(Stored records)
******************************
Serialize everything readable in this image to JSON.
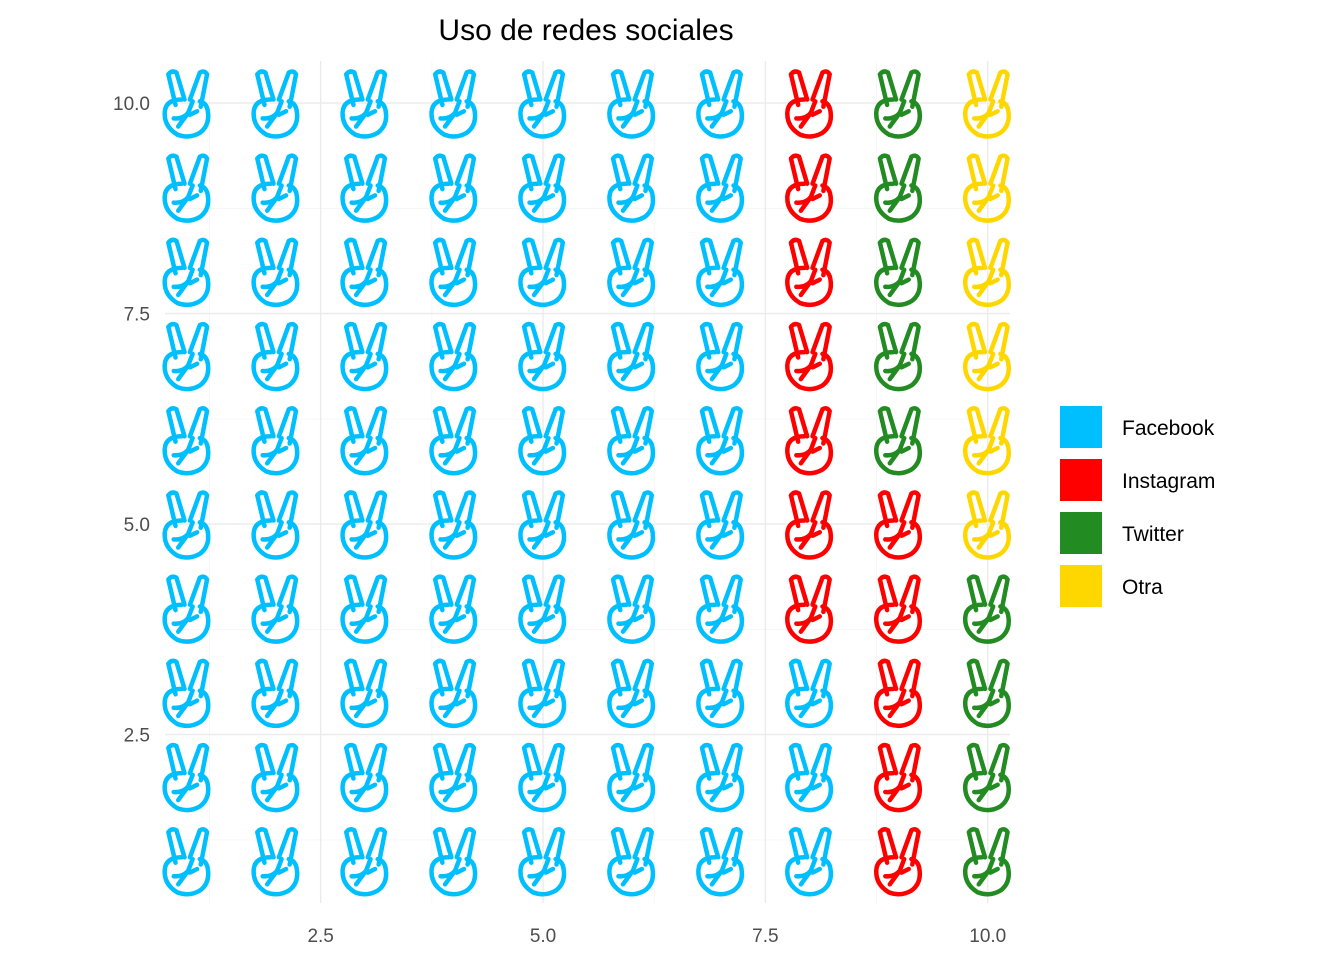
{
  "chart_data": {
    "type": "waffle",
    "title": "Uso de redes sociales",
    "xlabel": "",
    "ylabel": "",
    "xlim": [
      0.75,
      10.25
    ],
    "ylim": [
      0.5,
      10.5
    ],
    "x_ticks": [
      2.5,
      5.0,
      7.5,
      10.0
    ],
    "y_ticks": [
      2.5,
      5.0,
      7.5,
      10.0
    ],
    "x_tick_labels": [
      "2.5",
      "5.0",
      "7.5",
      "10.0"
    ],
    "y_tick_labels": [
      "2.5",
      "5.0",
      "7.5",
      "10.0"
    ],
    "grid": true,
    "legend_position": "right",
    "icon": "victory-hand-icon",
    "columns": 10,
    "rows": 10,
    "fill_order": "column-wise from bottom-left",
    "series": [
      {
        "name": "Facebook",
        "count": 73,
        "color": "#00BFFF"
      },
      {
        "name": "Instagram",
        "count": 12,
        "color": "#FF0000"
      },
      {
        "name": "Twitter",
        "count": 9,
        "color": "#228B22"
      },
      {
        "name": "Otra",
        "count": 6,
        "color": "#FFD700"
      }
    ]
  }
}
******************************
WHAT NEEDS TO BE DONE: Find all the lines containing "name" in the material, then copy them.

RESPONSE TO THE TASK:
        "name": "Facebook",
        "name": "Instagram",
        "name": "Twitter",
        "name": "Otra",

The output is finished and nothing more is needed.